***** RECORDED INFORMATION

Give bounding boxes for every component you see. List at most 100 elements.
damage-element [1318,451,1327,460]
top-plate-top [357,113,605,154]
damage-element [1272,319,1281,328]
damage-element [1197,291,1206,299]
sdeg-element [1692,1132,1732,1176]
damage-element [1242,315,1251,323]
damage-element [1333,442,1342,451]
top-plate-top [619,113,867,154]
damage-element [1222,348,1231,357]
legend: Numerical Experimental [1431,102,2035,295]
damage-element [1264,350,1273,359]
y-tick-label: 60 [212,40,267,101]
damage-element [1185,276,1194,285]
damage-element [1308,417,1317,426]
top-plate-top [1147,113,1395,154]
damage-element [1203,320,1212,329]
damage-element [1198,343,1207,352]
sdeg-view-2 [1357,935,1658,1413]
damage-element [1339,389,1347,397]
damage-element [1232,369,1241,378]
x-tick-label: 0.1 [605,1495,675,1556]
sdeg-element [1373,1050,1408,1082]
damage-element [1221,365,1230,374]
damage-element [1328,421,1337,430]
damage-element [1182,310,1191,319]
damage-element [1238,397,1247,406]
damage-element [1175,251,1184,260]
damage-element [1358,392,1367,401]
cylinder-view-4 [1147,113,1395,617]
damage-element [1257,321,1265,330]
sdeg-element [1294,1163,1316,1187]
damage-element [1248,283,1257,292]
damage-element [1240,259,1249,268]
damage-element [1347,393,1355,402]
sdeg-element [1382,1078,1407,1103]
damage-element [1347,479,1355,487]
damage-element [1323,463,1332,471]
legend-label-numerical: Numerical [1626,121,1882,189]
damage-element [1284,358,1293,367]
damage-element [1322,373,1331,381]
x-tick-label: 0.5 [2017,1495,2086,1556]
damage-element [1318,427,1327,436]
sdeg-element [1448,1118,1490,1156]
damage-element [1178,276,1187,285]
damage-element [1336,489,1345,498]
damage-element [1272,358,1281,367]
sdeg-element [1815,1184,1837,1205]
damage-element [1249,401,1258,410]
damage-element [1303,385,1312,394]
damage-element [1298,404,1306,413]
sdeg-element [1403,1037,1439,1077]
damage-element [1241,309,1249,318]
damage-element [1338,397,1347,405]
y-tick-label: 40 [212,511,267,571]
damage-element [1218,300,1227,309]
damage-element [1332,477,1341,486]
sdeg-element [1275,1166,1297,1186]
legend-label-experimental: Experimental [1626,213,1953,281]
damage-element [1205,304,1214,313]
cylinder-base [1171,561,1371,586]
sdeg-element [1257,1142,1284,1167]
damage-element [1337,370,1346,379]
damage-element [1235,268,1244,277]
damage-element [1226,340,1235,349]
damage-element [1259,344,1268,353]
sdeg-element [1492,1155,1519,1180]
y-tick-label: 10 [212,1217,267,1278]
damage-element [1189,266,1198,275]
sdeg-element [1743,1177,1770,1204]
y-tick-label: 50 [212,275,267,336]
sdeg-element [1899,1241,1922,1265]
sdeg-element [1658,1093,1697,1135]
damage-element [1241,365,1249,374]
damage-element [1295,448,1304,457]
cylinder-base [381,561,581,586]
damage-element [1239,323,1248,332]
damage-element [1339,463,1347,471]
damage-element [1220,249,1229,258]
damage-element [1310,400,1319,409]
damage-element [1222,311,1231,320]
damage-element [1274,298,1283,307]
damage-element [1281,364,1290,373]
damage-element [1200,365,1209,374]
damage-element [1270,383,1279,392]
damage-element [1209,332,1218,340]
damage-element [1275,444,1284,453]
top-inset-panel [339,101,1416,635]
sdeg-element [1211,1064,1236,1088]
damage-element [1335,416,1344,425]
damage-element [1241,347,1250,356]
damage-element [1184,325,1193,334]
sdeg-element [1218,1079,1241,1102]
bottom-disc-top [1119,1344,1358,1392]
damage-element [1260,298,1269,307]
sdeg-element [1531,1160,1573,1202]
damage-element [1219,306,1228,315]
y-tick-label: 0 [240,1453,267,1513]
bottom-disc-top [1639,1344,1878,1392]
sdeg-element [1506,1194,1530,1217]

**********

SHORT TASK: Reproduce the listing above, changing every occurrence of "sdeg-element" to "sdeg-marker" and leaving all other text as it is.

CORRECT ANSWER:
Give bounding boxes for every component you see. List at most 100 elements.
damage-element [1318,451,1327,460]
top-plate-top [357,113,605,154]
damage-element [1272,319,1281,328]
damage-element [1197,291,1206,299]
sdeg-marker [1692,1132,1732,1176]
damage-element [1242,315,1251,323]
damage-element [1333,442,1342,451]
top-plate-top [619,113,867,154]
damage-element [1222,348,1231,357]
legend: Numerical Experimental [1431,102,2035,295]
damage-element [1264,350,1273,359]
y-tick-label: 60 [212,40,267,101]
damage-element [1185,276,1194,285]
damage-element [1308,417,1317,426]
top-plate-top [1147,113,1395,154]
damage-element [1203,320,1212,329]
damage-element [1198,343,1207,352]
sdeg-view-2 [1357,935,1658,1413]
damage-element [1339,389,1347,397]
damage-element [1232,369,1241,378]
x-tick-label: 0.1 [605,1495,675,1556]
sdeg-marker [1373,1050,1408,1082]
damage-element [1221,365,1230,374]
damage-element [1328,421,1337,430]
damage-element [1182,310,1191,319]
damage-element [1238,397,1247,406]
damage-element [1175,251,1184,260]
damage-element [1358,392,1367,401]
cylinder-view-4 [1147,113,1395,617]
damage-element [1257,321,1265,330]
sdeg-marker [1294,1163,1316,1187]
damage-element [1248,283,1257,292]
damage-element [1240,259,1249,268]
damage-element [1347,393,1355,402]
sdeg-marker [1382,1078,1407,1103]
damage-element [1347,479,1355,487]
damage-element [1323,463,1332,471]
legend-label-numerical: Numerical [1626,121,1882,189]
damage-element [1284,358,1293,367]
damage-element [1322,373,1331,381]
x-tick-label: 0.5 [2017,1495,2086,1556]
damage-element [1318,427,1327,436]
sdeg-marker [1448,1118,1490,1156]
damage-element [1178,276,1187,285]
damage-element [1336,489,1345,498]
damage-element [1272,358,1281,367]
sdeg-marker [1815,1184,1837,1205]
damage-element [1249,401,1258,410]
damage-element [1303,385,1312,394]
damage-element [1298,404,1306,413]
sdeg-marker [1403,1037,1439,1077]
damage-element [1241,309,1249,318]
damage-element [1338,397,1347,405]
y-tick-label: 40 [212,511,267,571]
damage-element [1218,300,1227,309]
damage-element [1332,477,1341,486]
sdeg-marker [1275,1166,1297,1186]
legend-label-experimental: Experimental [1626,213,1953,281]
damage-element [1205,304,1214,313]
cylinder-base [1171,561,1371,586]
sdeg-marker [1257,1142,1284,1167]
damage-element [1337,370,1346,379]
damage-element [1235,268,1244,277]
damage-element [1226,340,1235,349]
damage-element [1259,344,1268,353]
sdeg-marker [1492,1155,1519,1180]
y-tick-label: 10 [212,1217,267,1278]
damage-element [1189,266,1198,275]
sdeg-marker [1743,1177,1770,1204]
y-tick-label: 50 [212,275,267,336]
sdeg-marker [1899,1241,1922,1265]
sdeg-marker [1658,1093,1697,1135]
damage-element [1241,365,1249,374]
damage-element [1295,448,1304,457]
cylinder-base [381,561,581,586]
damage-element [1239,323,1248,332]
damage-element [1339,463,1347,471]
damage-element [1220,249,1229,258]
damage-element [1310,400,1319,409]
damage-element [1222,311,1231,320]
damage-element [1274,298,1283,307]
damage-element [1281,364,1290,373]
damage-element [1200,365,1209,374]
damage-element [1270,383,1279,392]
damage-element [1209,332,1218,340]
damage-element [1275,444,1284,453]
top-inset-panel [339,101,1416,635]
sdeg-marker [1211,1064,1236,1088]
damage-element [1335,416,1344,425]
damage-element [1241,347,1250,356]
damage-element [1184,325,1193,334]
sdeg-marker [1218,1079,1241,1102]
bottom-disc-top [1119,1344,1358,1392]
damage-element [1260,298,1269,307]
sdeg-marker [1531,1160,1573,1202]
damage-element [1219,306,1228,315]
y-tick-label: 0 [240,1453,267,1513]
bottom-disc-top [1639,1344,1878,1392]
sdeg-marker [1506,1194,1530,1217]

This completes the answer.